> _Description of the task_: Your task is to copy the material exactly.

> _Information given_:
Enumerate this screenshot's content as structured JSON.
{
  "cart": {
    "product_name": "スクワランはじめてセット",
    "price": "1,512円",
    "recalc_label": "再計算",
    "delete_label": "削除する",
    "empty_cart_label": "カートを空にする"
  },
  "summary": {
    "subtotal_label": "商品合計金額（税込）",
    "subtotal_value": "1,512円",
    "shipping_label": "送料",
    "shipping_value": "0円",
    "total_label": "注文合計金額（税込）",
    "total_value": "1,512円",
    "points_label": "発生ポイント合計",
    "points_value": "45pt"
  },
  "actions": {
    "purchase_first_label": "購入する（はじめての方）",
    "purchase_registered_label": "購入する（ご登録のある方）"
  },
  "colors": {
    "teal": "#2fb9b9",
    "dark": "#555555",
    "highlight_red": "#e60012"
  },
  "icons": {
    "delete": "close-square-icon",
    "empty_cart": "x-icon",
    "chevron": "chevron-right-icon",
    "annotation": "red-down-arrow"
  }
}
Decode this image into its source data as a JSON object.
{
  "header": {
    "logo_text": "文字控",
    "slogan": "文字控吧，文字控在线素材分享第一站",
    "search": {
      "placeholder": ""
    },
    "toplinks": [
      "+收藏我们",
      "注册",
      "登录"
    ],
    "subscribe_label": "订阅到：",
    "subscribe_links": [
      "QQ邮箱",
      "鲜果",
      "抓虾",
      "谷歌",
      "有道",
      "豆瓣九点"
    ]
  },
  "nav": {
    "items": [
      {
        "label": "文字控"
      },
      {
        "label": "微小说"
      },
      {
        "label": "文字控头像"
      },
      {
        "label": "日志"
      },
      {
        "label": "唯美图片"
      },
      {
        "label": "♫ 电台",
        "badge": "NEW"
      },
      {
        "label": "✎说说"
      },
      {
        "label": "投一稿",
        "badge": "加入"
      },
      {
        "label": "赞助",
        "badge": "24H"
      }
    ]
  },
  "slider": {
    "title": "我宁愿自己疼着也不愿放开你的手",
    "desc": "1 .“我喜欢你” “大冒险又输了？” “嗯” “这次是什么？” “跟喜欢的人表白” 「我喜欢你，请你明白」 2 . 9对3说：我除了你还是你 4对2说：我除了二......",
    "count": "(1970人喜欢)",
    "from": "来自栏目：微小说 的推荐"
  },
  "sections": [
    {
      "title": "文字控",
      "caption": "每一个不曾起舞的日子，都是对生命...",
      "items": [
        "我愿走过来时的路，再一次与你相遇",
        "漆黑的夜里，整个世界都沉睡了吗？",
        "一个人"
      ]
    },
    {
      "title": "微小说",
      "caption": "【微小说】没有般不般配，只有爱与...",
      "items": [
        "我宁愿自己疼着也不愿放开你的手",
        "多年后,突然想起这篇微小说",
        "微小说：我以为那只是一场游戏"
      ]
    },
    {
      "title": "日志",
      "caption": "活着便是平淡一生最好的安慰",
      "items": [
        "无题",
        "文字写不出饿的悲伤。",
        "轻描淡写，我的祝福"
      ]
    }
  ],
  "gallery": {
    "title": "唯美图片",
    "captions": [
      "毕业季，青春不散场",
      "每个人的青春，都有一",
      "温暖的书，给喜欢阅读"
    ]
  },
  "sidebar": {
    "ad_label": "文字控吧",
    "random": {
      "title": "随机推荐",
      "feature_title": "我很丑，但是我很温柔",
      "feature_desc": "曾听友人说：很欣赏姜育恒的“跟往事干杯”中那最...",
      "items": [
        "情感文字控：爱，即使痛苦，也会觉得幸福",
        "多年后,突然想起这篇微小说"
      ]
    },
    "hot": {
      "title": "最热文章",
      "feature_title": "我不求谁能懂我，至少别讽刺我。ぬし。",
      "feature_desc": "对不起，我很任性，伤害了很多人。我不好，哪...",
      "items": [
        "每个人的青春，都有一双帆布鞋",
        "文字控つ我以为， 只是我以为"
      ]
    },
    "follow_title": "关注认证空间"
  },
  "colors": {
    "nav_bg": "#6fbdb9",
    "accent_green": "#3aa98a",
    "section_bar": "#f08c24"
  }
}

> _Exercise result_:
Enumerate this screenshot's content as structured JSON.
{
  "cart": {
    "product_name": "スクワランはじめてセット",
    "price": "1,512円",
    "recalc_label": "再計算",
    "delete_label": "削除する",
    "empty_cart_label": "カートを空にする"
  },
  "summary": {
    "subtotal_label": "商品合計金額（税込）",
    "subtotal_value": "1,512円",
    "shipping_label": "送料",
    "shipping_value": "0円",
    "total_label": "注文合計金額（税込）",
    "total_value": "1,512円",
    "points_label": "発生ポイント合計",
    "points_value": "45pt"
  },
  "actions": {
    "purchase_first_label": "購入する（はじめての方）",
    "purchase_registered_label": "購入する（ご登録のある方）"
  },
  "colors": {
    "teal": "#2fb9b9",
    "dark": "#555555",
    "highlight_red": "#e60012"
  },
  "icons": {
    "delete": "close-square-icon",
    "empty_cart": "x-icon",
    "chevron": "chevron-right-icon",
    "annotation": "red-down-arrow"
  }
}
Decode this image into its source data as a JSON object.
{
  "header": {
    "logo_text": "文字控",
    "slogan": "文字控吧，文字控在线素材分享第一站",
    "search": {
      "placeholder": ""
    },
    "toplinks": [
      "+收藏我们",
      "注册",
      "登录"
    ],
    "subscribe_label": "订阅到：",
    "subscribe_links": [
      "QQ邮箱",
      "鲜果",
      "抓虾",
      "谷歌",
      "有道",
      "豆瓣九点"
    ]
  },
  "nav": {
    "items": [
      {
        "label": "文字控"
      },
      {
        "label": "微小说"
      },
      {
        "label": "文字控头像"
      },
      {
        "label": "日志"
      },
      {
        "label": "唯美图片"
      },
      {
        "label": "♫ 电台",
        "badge": "NEW"
      },
      {
        "label": "✎说说"
      },
      {
        "label": "投一稿",
        "badge": "加入"
      },
      {
        "label": "赞助",
        "badge": "24H"
      }
    ]
  },
  "slider": {
    "title": "我宁愿自己疼着也不愿放开你的手",
    "desc": "1 .“我喜欢你” “大冒险又输了？” “嗯” “这次是什么？” “跟喜欢的人表白” 「我喜欢你，请你明白」 2 . 9对3说：我除了你还是你 4对2说：我除了二......",
    "count": "(1970人喜欢)",
    "from": "来自栏目：微小说 的推荐"
  },
  "sections": [
    {
      "title": "文字控",
      "caption": "每一个不曾起舞的日子，都是对生命...",
      "items": [
        "我愿走过来时的路，再一次与你相遇",
        "漆黑的夜里，整个世界都沉睡了吗？",
        "一个人"
      ]
    },
    {
      "title": "微小说",
      "caption": "【微小说】没有般不般配，只有爱与...",
      "items": [
        "我宁愿自己疼着也不愿放开你的手",
        "多年后,突然想起这篇微小说",
        "微小说：我以为那只是一场游戏"
      ]
    },
    {
      "title": "日志",
      "caption": "活着便是平淡一生最好的安慰",
      "items": [
        "无题",
        "文字写不出饿的悲伤。",
        "轻描淡写，我的祝福"
      ]
    }
  ],
  "gallery": {
    "title": "唯美图片",
    "captions": [
      "毕业季，青春不散场",
      "每个人的青春，都有一",
      "温暖的书，给喜欢阅读"
    ]
  },
  "sidebar": {
    "ad_label": "文字控吧",
    "random": {
      "title": "随机推荐",
      "feature_title": "我很丑，但是我很温柔",
      "feature_desc": "曾听友人说：很欣赏姜育恒的“跟往事干杯”中那最...",
      "items": [
        "情感文字控：爱，即使痛苦，也会觉得幸福",
        "多年后,突然想起这篇微小说"
      ]
    },
    "hot": {
      "title": "最热文章",
      "feature_title": "我不求谁能懂我，至少别讽刺我。ぬし。",
      "feature_desc": "对不起，我很任性，伤害了很多人。我不好，哪...",
      "items": [
        "每个人的青春，都有一双帆布鞋",
        "文字控つ我以为， 只是我以为"
      ]
    },
    "follow_title": "关注认证空间"
  },
  "colors": {
    "nav_bg": "#6fbdb9",
    "accent_green": "#3aa98a",
    "section_bar": "#f08c24"
  }
}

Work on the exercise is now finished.